### DATA FOR PROCESSING
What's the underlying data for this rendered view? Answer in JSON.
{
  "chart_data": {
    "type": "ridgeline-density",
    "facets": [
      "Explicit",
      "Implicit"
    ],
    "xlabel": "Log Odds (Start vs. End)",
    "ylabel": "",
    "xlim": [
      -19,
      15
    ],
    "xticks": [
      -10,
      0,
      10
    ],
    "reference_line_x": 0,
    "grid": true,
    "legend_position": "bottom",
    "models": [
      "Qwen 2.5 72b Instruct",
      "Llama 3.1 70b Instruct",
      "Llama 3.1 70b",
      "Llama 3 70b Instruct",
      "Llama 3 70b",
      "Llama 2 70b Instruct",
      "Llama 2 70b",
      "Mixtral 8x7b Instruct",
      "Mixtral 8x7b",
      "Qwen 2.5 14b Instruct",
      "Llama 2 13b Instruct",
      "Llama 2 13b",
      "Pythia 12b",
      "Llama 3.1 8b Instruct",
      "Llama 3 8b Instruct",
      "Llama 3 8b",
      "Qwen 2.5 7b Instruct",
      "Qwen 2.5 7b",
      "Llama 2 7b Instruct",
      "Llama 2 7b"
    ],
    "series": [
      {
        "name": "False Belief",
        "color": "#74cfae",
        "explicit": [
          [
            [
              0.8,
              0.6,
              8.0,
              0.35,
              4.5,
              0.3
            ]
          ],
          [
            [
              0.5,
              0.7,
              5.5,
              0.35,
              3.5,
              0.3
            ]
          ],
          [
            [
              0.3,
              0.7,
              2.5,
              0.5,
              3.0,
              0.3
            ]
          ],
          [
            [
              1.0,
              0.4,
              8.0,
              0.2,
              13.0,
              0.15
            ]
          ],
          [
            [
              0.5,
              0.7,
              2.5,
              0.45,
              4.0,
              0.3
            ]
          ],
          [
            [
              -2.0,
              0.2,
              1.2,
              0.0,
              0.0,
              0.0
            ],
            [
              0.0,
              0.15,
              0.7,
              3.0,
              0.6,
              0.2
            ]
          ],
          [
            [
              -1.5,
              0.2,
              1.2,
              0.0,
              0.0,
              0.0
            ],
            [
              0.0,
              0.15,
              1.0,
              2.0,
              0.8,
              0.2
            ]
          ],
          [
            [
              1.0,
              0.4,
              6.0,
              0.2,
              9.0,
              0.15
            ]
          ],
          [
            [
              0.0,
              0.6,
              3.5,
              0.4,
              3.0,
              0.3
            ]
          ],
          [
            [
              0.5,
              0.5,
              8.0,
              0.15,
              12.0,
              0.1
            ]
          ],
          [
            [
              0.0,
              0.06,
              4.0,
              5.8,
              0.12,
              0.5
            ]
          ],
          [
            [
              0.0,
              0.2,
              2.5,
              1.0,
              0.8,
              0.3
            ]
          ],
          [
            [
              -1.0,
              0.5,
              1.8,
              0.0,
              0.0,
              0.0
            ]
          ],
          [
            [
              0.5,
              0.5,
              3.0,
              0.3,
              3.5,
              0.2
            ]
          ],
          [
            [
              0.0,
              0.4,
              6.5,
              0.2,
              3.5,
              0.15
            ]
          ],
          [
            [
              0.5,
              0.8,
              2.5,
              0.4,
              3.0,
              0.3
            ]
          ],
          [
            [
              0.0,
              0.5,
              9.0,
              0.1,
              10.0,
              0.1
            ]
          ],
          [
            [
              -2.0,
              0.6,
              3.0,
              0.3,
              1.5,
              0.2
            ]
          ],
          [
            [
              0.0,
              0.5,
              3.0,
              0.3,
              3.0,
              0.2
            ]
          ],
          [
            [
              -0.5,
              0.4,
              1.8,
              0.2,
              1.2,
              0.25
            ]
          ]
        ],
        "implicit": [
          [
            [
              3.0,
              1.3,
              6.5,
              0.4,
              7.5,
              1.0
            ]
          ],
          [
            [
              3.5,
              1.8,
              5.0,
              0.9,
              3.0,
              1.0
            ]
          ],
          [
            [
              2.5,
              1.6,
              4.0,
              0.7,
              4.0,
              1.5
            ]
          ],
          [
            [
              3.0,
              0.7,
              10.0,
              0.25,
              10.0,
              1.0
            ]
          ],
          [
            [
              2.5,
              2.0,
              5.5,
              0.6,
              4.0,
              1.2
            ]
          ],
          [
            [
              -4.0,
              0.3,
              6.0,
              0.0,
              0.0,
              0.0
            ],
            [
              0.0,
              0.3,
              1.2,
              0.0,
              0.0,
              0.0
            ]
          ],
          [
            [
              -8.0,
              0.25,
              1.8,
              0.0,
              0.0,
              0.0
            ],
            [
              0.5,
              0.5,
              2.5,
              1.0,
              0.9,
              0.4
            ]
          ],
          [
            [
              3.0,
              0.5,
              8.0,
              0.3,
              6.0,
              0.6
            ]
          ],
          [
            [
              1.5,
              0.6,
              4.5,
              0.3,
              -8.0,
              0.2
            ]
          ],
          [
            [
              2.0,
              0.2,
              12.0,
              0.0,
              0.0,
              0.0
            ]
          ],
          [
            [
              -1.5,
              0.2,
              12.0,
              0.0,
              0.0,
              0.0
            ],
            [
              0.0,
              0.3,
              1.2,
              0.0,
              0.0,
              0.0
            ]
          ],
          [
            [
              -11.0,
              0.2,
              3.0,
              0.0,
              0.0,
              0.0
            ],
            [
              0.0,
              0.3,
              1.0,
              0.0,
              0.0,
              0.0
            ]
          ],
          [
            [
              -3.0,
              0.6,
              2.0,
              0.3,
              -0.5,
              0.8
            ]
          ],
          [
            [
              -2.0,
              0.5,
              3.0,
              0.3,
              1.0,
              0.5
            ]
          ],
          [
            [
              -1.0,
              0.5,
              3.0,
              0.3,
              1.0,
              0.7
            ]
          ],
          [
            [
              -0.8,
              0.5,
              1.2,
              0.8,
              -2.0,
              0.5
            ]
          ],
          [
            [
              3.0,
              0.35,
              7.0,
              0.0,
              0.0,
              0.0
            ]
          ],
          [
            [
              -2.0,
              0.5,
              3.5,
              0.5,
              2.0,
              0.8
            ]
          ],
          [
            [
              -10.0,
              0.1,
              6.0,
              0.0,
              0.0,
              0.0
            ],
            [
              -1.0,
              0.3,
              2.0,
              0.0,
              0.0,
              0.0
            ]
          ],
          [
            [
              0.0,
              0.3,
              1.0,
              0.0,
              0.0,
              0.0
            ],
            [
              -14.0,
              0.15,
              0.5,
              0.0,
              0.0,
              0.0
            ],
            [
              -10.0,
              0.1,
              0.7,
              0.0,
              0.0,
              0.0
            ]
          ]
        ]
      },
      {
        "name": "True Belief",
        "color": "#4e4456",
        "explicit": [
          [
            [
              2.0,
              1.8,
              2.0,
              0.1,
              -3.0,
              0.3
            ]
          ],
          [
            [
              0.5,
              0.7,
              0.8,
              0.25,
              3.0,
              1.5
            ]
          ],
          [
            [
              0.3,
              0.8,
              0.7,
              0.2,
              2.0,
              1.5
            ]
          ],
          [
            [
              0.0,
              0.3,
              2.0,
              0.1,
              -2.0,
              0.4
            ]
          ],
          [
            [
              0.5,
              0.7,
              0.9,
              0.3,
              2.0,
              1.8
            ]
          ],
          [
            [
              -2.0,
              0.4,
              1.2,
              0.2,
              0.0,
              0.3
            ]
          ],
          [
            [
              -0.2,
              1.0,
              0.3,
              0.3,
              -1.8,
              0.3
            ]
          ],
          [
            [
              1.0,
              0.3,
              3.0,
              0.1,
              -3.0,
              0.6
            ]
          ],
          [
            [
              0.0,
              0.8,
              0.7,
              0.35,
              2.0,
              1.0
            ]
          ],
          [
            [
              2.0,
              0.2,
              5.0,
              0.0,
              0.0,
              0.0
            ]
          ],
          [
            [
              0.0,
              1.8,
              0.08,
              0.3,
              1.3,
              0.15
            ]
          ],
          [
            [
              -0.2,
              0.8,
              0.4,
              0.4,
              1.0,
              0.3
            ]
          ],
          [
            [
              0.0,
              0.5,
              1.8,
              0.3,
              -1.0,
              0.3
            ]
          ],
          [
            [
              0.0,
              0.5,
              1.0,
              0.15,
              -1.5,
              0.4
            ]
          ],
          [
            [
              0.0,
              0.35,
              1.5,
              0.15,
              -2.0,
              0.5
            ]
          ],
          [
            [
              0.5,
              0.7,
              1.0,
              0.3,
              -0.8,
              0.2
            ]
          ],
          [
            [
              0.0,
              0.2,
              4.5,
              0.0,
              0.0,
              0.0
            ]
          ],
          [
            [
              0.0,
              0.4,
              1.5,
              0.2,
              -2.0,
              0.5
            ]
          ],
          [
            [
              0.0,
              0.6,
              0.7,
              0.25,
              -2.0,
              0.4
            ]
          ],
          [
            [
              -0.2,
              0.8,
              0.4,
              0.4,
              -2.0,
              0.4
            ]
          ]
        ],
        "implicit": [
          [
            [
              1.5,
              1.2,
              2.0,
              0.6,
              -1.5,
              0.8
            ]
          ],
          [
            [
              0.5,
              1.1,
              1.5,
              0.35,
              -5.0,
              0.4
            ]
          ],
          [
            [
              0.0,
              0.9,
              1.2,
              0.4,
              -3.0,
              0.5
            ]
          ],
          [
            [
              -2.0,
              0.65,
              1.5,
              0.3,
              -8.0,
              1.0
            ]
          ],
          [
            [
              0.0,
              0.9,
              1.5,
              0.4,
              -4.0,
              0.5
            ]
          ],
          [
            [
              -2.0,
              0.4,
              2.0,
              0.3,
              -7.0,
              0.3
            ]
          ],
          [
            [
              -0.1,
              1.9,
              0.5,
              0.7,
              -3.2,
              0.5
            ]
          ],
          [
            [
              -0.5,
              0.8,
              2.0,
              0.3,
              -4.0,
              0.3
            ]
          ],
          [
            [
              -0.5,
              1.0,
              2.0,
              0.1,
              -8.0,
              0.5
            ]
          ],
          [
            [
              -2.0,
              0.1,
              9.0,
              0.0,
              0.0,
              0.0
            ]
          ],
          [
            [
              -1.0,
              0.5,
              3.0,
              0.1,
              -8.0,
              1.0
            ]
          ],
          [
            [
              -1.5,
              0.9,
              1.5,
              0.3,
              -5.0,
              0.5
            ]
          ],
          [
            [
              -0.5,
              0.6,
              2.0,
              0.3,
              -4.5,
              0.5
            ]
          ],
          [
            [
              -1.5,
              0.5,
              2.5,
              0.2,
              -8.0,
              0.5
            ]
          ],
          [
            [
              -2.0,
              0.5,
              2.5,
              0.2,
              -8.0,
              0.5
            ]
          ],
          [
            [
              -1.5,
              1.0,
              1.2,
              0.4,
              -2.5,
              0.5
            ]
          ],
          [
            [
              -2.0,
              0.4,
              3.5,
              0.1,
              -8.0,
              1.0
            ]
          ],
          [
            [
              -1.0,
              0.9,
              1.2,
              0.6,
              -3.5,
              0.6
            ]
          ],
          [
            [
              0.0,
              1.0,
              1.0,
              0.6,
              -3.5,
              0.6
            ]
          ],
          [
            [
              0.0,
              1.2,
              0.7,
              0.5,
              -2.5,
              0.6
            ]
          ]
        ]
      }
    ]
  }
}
######
Among the records above, find each line holding the string "Instruct" and pull it out.

      "Qwen 2.5 72b Instruct",
      "Llama 3.1 70b Instruct",
      "Llama 3 70b Instruct",
      "Llama 2 70b Instruct",
      "Mixtral 8x7b Instruct",
      "Qwen 2.5 14b Instruct",
      "Llama 2 13b Instruct",
      "Llama 3.1 8b Instruct",
      "Llama 3 8b Instruct",
      "Qwen 2.5 7b Instruct",
      "Llama 2 7b Instruct",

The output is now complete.